THE PROBLEM: Transcribe every entry word for word, leaving out all images.

— Start —

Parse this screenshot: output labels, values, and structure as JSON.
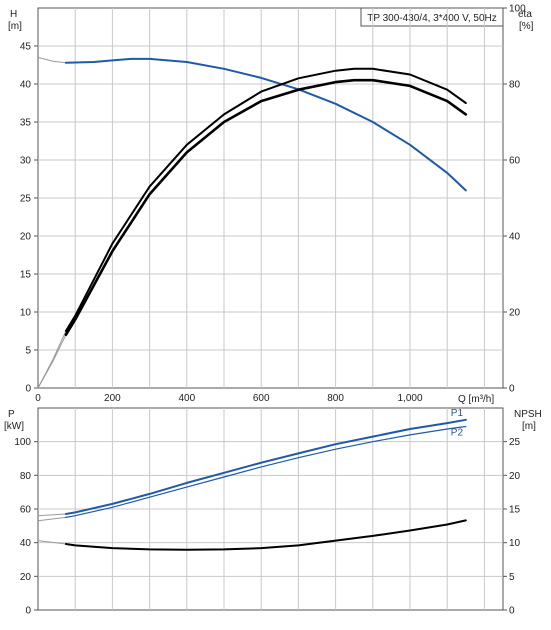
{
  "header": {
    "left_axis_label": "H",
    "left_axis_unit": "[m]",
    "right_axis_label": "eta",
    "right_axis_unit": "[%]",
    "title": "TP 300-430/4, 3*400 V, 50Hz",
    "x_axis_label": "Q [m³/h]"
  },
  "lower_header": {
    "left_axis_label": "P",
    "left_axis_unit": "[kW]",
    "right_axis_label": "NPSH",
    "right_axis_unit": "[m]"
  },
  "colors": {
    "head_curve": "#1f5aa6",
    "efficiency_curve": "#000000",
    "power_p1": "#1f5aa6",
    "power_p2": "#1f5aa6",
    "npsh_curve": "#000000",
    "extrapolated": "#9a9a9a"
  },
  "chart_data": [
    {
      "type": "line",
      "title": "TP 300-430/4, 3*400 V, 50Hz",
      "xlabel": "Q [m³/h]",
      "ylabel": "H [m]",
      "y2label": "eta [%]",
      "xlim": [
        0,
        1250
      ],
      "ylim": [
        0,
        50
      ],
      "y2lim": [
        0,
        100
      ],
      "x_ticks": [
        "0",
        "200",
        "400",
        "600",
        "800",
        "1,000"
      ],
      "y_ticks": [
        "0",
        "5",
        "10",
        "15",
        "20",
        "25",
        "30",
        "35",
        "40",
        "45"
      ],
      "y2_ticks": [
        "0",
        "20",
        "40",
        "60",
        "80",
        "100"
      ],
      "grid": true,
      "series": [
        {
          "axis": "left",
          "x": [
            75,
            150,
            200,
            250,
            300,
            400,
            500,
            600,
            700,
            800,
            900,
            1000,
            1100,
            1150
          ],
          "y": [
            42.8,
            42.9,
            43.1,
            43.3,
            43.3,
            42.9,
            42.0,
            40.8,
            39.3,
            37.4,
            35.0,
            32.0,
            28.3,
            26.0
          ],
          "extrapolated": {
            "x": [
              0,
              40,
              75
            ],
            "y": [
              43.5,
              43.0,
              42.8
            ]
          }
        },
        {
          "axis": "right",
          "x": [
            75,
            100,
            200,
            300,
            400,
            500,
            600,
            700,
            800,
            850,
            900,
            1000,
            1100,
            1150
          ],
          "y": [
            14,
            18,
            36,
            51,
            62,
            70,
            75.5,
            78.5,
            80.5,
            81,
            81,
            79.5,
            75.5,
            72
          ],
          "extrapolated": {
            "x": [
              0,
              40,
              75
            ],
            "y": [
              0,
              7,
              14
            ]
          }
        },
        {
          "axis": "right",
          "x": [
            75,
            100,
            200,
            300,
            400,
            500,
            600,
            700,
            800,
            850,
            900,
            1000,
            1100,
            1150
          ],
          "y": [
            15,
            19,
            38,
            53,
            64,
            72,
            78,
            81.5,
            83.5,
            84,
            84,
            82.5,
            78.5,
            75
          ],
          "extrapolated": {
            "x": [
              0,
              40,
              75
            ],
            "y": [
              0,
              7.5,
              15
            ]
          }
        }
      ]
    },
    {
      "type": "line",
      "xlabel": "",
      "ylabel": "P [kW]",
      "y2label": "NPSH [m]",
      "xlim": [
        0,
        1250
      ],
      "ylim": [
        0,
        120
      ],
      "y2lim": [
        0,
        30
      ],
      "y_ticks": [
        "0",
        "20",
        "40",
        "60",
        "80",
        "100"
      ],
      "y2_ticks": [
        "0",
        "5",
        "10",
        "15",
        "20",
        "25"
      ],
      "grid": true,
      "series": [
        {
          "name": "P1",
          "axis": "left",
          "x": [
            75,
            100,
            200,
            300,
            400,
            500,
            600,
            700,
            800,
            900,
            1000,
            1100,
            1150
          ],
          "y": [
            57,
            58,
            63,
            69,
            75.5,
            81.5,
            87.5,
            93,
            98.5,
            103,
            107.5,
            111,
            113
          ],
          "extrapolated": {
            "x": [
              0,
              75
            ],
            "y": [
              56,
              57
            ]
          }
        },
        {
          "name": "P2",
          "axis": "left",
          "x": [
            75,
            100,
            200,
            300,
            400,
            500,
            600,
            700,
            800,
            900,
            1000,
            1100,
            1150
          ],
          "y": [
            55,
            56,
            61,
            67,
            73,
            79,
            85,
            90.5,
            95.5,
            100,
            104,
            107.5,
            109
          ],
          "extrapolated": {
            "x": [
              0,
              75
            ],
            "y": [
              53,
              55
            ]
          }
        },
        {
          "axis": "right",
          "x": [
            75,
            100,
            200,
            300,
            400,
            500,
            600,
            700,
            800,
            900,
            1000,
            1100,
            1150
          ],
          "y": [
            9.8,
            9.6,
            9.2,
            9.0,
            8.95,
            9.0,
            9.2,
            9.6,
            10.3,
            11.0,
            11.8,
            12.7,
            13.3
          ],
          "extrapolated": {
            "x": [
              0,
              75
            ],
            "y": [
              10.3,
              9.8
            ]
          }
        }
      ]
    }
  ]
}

— End —

WORKED SOLUTION:
Parse this screenshot: output labels, values, and structure as JSON.
{
  "header": {
    "left_axis_label": "H",
    "left_axis_unit": "[m]",
    "right_axis_label": "eta",
    "right_axis_unit": "[%]",
    "title": "TP 300-430/4, 3*400 V, 50Hz",
    "x_axis_label": "Q [m³/h]"
  },
  "lower_header": {
    "left_axis_label": "P",
    "left_axis_unit": "[kW]",
    "right_axis_label": "NPSH",
    "right_axis_unit": "[m]"
  },
  "colors": {
    "head_curve": "#1f5aa6",
    "efficiency_curve": "#000000",
    "power_p1": "#1f5aa6",
    "power_p2": "#1f5aa6",
    "npsh_curve": "#000000",
    "extrapolated": "#9a9a9a"
  },
  "chart_data": [
    {
      "type": "line",
      "title": "TP 300-430/4, 3*400 V, 50Hz",
      "xlabel": "Q [m³/h]",
      "ylabel": "H [m]",
      "y2label": "eta [%]",
      "xlim": [
        0,
        1250
      ],
      "ylim": [
        0,
        50
      ],
      "y2lim": [
        0,
        100
      ],
      "x_ticks": [
        "0",
        "200",
        "400",
        "600",
        "800",
        "1,000"
      ],
      "y_ticks": [
        "0",
        "5",
        "10",
        "15",
        "20",
        "25",
        "30",
        "35",
        "40",
        "45"
      ],
      "y2_ticks": [
        "0",
        "20",
        "40",
        "60",
        "80",
        "100"
      ],
      "grid": true,
      "series": [
        {
          "axis": "left",
          "x": [
            75,
            150,
            200,
            250,
            300,
            400,
            500,
            600,
            700,
            800,
            900,
            1000,
            1100,
            1150
          ],
          "y": [
            42.8,
            42.9,
            43.1,
            43.3,
            43.3,
            42.9,
            42.0,
            40.8,
            39.3,
            37.4,
            35.0,
            32.0,
            28.3,
            26.0
          ],
          "extrapolated": {
            "x": [
              0,
              40,
              75
            ],
            "y": [
              43.5,
              43.0,
              42.8
            ]
          }
        },
        {
          "axis": "right",
          "x": [
            75,
            100,
            200,
            300,
            400,
            500,
            600,
            700,
            800,
            850,
            900,
            1000,
            1100,
            1150
          ],
          "y": [
            14,
            18,
            36,
            51,
            62,
            70,
            75.5,
            78.5,
            80.5,
            81,
            81,
            79.5,
            75.5,
            72
          ],
          "extrapolated": {
            "x": [
              0,
              40,
              75
            ],
            "y": [
              0,
              7,
              14
            ]
          }
        },
        {
          "axis": "right",
          "x": [
            75,
            100,
            200,
            300,
            400,
            500,
            600,
            700,
            800,
            850,
            900,
            1000,
            1100,
            1150
          ],
          "y": [
            15,
            19,
            38,
            53,
            64,
            72,
            78,
            81.5,
            83.5,
            84,
            84,
            82.5,
            78.5,
            75
          ],
          "extrapolated": {
            "x": [
              0,
              40,
              75
            ],
            "y": [
              0,
              7.5,
              15
            ]
          }
        }
      ]
    },
    {
      "type": "line",
      "xlabel": "",
      "ylabel": "P [kW]",
      "y2label": "NPSH [m]",
      "xlim": [
        0,
        1250
      ],
      "ylim": [
        0,
        120
      ],
      "y2lim": [
        0,
        30
      ],
      "y_ticks": [
        "0",
        "20",
        "40",
        "60",
        "80",
        "100"
      ],
      "y2_ticks": [
        "0",
        "5",
        "10",
        "15",
        "20",
        "25"
      ],
      "grid": true,
      "series": [
        {
          "name": "P1",
          "axis": "left",
          "x": [
            75,
            100,
            200,
            300,
            400,
            500,
            600,
            700,
            800,
            900,
            1000,
            1100,
            1150
          ],
          "y": [
            57,
            58,
            63,
            69,
            75.5,
            81.5,
            87.5,
            93,
            98.5,
            103,
            107.5,
            111,
            113
          ],
          "extrapolated": {
            "x": [
              0,
              75
            ],
            "y": [
              56,
              57
            ]
          }
        },
        {
          "name": "P2",
          "axis": "left",
          "x": [
            75,
            100,
            200,
            300,
            400,
            500,
            600,
            700,
            800,
            900,
            1000,
            1100,
            1150
          ],
          "y": [
            55,
            56,
            61,
            67,
            73,
            79,
            85,
            90.5,
            95.5,
            100,
            104,
            107.5,
            109
          ],
          "extrapolated": {
            "x": [
              0,
              75
            ],
            "y": [
              53,
              55
            ]
          }
        },
        {
          "axis": "right",
          "x": [
            75,
            100,
            200,
            300,
            400,
            500,
            600,
            700,
            800,
            900,
            1000,
            1100,
            1150
          ],
          "y": [
            9.8,
            9.6,
            9.2,
            9.0,
            8.95,
            9.0,
            9.2,
            9.6,
            10.3,
            11.0,
            11.8,
            12.7,
            13.3
          ],
          "extrapolated": {
            "x": [
              0,
              75
            ],
            "y": [
              10.3,
              9.8
            ]
          }
        }
      ]
    }
  ]
}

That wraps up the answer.